(Directions) Each line of the listing that contains the word "приемов" is to be copied.

Extracted data entries:
__________________________________________________
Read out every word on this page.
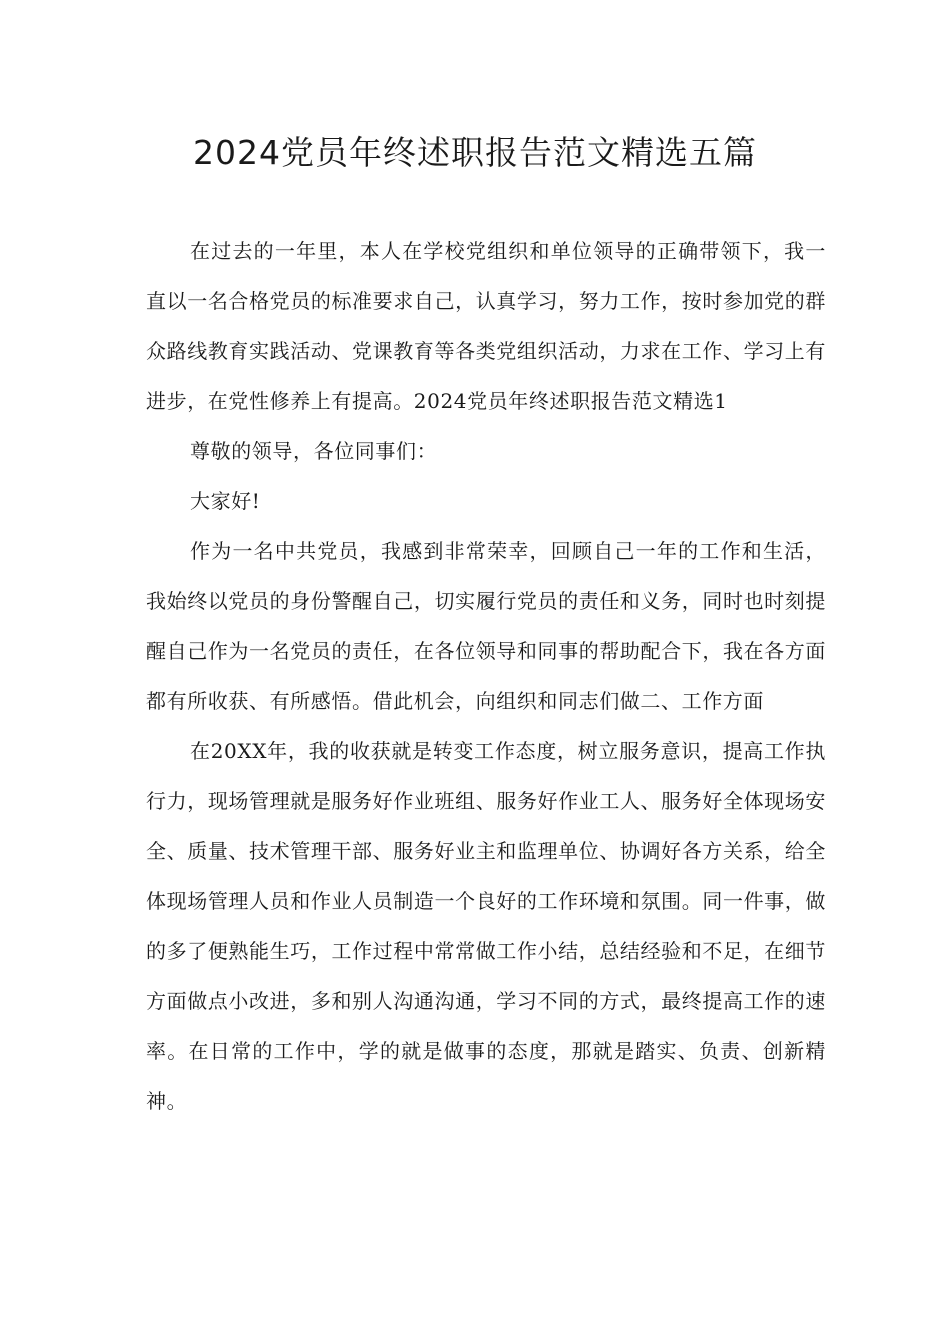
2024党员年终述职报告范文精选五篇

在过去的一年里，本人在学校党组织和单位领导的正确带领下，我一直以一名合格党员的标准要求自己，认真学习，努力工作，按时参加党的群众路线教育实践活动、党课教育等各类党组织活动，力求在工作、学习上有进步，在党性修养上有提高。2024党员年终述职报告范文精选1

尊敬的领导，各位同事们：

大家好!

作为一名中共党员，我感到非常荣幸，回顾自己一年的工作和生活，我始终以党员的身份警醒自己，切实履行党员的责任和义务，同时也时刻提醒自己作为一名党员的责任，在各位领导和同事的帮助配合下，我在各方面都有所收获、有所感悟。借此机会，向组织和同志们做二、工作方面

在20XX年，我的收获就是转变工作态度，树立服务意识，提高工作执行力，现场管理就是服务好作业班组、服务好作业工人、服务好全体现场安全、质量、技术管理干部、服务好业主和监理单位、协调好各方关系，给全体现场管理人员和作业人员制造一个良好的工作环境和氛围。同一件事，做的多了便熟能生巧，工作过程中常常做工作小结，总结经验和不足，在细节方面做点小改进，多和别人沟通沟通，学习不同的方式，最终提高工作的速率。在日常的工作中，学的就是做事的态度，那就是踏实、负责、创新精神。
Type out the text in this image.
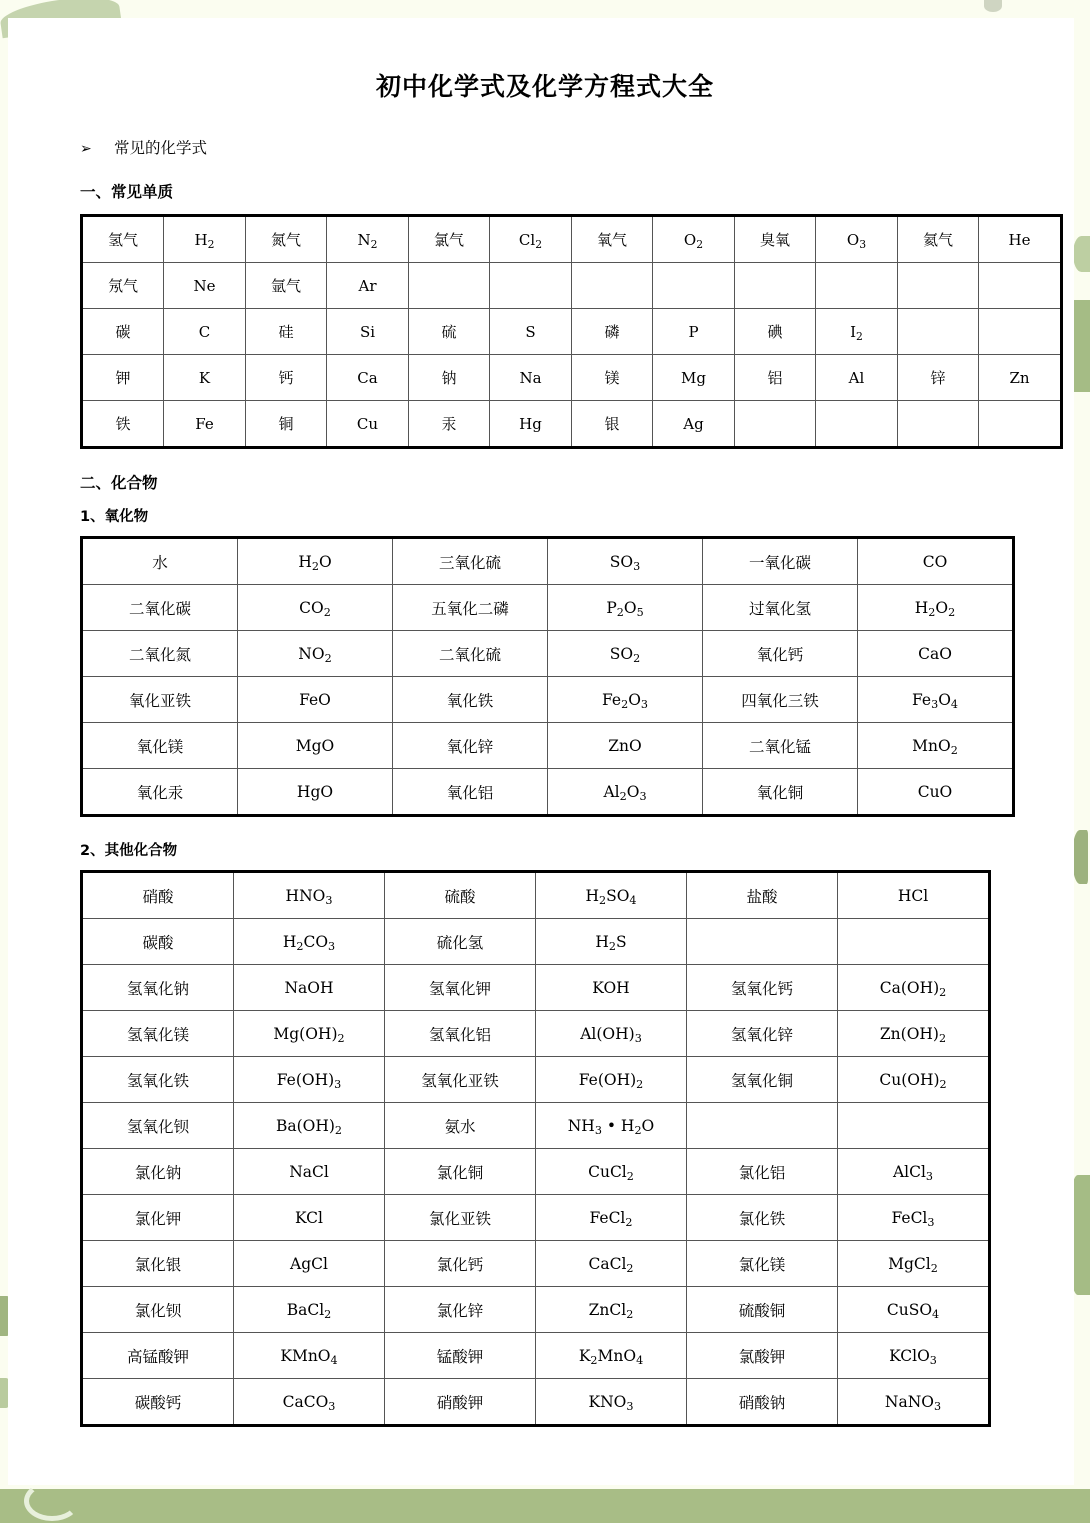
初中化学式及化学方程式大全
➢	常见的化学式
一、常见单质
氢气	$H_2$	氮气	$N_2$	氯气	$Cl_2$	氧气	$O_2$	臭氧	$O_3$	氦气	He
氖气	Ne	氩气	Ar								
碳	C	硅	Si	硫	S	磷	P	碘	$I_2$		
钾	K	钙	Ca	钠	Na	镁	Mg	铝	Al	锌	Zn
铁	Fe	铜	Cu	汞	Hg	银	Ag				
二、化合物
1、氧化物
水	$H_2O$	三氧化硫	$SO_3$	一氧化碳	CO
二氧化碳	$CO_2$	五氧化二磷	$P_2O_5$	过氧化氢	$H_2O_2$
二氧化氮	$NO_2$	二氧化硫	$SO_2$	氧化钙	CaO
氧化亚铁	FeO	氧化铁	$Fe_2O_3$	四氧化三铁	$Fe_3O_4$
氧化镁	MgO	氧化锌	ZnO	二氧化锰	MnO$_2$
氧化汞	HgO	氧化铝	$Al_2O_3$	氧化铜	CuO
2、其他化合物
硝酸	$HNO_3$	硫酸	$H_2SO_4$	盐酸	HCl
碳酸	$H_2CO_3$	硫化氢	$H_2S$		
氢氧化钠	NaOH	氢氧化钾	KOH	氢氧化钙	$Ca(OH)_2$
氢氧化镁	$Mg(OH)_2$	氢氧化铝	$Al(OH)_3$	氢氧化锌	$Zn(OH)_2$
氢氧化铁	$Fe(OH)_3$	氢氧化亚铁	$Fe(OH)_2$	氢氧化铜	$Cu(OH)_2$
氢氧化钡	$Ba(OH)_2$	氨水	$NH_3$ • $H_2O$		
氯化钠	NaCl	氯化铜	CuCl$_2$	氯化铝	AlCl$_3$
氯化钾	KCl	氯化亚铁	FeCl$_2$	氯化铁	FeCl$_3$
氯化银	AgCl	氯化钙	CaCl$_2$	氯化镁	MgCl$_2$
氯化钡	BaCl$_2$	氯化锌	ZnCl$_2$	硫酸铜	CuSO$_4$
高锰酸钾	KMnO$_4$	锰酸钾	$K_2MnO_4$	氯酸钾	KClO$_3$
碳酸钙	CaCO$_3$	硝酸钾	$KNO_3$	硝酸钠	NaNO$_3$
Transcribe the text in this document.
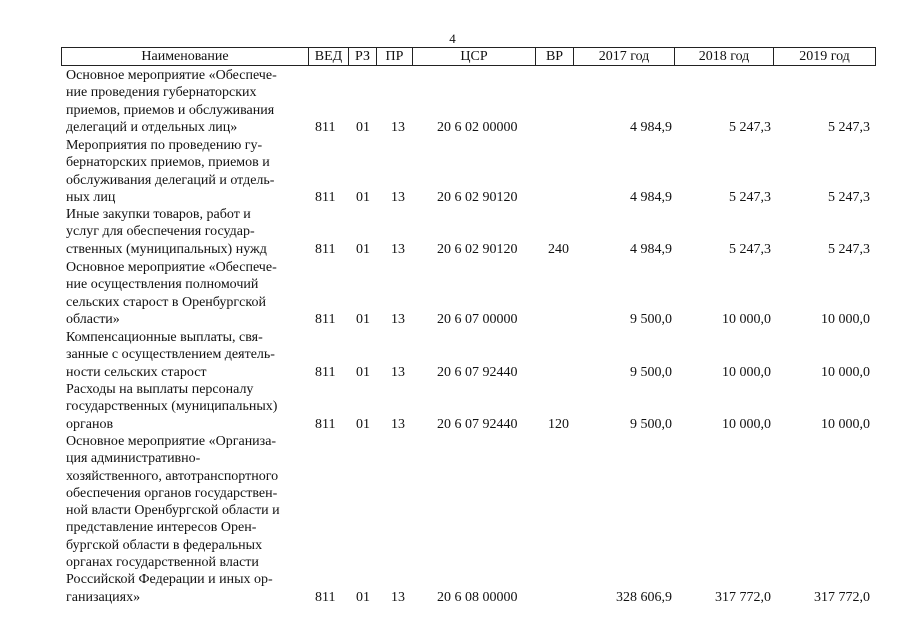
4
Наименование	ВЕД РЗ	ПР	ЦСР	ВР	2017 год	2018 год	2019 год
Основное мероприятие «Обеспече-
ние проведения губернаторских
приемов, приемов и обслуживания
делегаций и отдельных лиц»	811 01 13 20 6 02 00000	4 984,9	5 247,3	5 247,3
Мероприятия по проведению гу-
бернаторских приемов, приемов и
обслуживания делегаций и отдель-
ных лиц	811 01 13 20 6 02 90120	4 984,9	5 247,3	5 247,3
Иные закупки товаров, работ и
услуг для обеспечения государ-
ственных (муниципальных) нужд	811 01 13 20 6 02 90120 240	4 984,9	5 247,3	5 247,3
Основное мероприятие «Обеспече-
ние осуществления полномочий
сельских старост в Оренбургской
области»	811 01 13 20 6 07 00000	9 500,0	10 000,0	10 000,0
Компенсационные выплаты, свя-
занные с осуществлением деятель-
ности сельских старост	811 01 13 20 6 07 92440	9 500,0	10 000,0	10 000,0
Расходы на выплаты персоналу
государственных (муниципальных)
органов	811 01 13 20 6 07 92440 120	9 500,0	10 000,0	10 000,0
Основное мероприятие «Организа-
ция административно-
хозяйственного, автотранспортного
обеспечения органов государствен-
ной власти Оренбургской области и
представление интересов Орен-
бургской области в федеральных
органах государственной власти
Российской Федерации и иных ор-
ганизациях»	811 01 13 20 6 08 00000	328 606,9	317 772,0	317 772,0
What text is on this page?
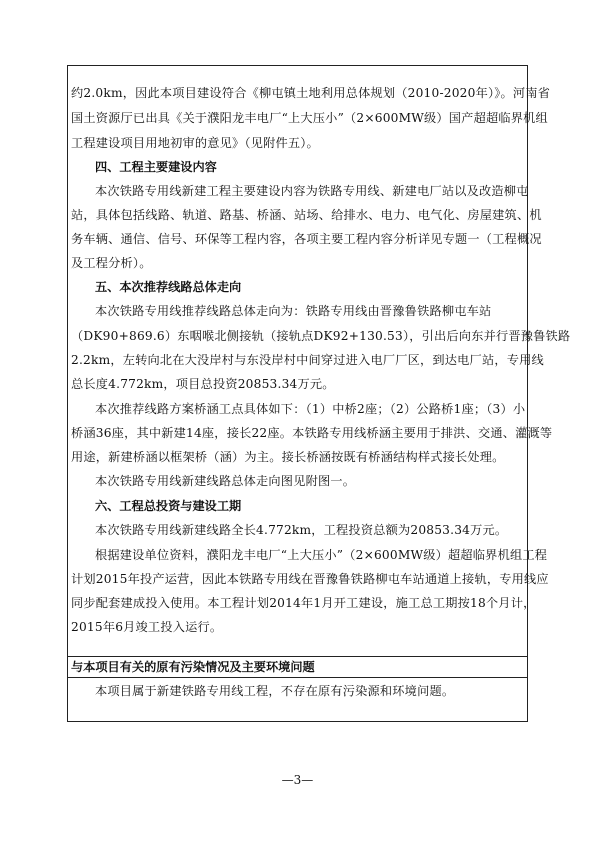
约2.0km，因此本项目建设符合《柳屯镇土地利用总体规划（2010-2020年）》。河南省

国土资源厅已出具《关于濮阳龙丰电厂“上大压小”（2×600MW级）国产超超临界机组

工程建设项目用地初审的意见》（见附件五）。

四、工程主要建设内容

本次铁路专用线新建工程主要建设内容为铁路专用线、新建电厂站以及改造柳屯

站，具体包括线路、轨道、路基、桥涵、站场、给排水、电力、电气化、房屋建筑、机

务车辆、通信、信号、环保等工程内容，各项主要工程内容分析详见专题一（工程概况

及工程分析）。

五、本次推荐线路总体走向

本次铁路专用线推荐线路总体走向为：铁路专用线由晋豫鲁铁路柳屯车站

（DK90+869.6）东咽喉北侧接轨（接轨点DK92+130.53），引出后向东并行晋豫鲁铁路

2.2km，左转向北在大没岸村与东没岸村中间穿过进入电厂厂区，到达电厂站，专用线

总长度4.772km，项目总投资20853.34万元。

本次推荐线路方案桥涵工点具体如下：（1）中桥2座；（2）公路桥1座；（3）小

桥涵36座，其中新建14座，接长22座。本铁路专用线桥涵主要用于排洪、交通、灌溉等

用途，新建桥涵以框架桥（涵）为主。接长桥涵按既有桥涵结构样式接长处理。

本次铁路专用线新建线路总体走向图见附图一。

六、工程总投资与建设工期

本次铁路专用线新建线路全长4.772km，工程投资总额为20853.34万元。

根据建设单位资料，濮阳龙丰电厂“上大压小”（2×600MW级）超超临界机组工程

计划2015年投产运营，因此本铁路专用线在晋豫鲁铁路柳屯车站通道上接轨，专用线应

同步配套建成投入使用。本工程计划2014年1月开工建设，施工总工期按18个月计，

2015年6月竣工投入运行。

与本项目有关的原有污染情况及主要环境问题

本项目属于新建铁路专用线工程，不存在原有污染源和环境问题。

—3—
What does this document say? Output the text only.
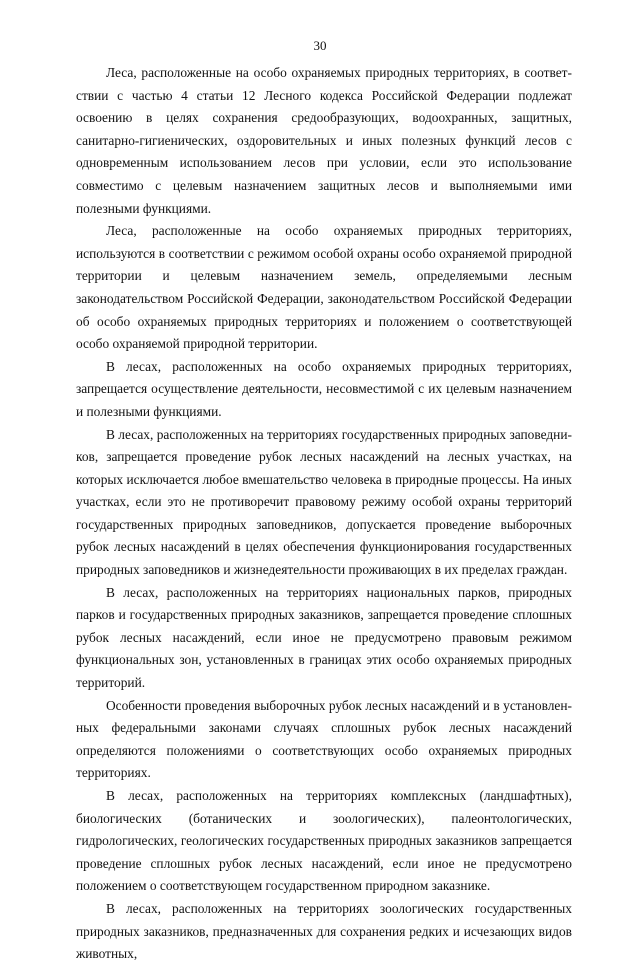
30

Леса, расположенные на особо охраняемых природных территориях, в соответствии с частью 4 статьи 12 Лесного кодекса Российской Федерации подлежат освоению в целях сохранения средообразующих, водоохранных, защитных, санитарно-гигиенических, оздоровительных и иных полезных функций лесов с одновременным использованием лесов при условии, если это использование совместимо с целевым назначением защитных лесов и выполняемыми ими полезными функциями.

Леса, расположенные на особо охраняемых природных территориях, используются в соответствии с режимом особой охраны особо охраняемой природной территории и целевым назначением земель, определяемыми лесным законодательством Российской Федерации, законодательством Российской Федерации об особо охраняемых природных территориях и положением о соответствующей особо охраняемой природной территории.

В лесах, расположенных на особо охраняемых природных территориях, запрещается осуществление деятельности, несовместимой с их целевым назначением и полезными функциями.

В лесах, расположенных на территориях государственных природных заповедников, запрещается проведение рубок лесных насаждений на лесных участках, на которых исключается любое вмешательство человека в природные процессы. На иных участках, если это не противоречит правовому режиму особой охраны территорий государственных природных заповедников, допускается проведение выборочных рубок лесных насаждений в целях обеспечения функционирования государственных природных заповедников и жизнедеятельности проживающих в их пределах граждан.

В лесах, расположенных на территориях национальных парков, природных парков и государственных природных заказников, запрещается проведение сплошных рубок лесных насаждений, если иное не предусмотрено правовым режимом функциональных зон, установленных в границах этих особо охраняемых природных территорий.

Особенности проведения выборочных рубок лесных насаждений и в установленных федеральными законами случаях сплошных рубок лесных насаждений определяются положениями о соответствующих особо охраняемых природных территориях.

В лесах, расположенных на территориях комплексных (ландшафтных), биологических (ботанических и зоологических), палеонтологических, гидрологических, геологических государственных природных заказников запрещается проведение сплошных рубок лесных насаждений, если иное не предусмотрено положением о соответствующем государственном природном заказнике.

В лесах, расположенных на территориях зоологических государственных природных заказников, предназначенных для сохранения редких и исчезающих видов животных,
__________________________________________________
(Result for this exercise)
приемов, приемов и обслуживания
бернаторских приемов, приемов и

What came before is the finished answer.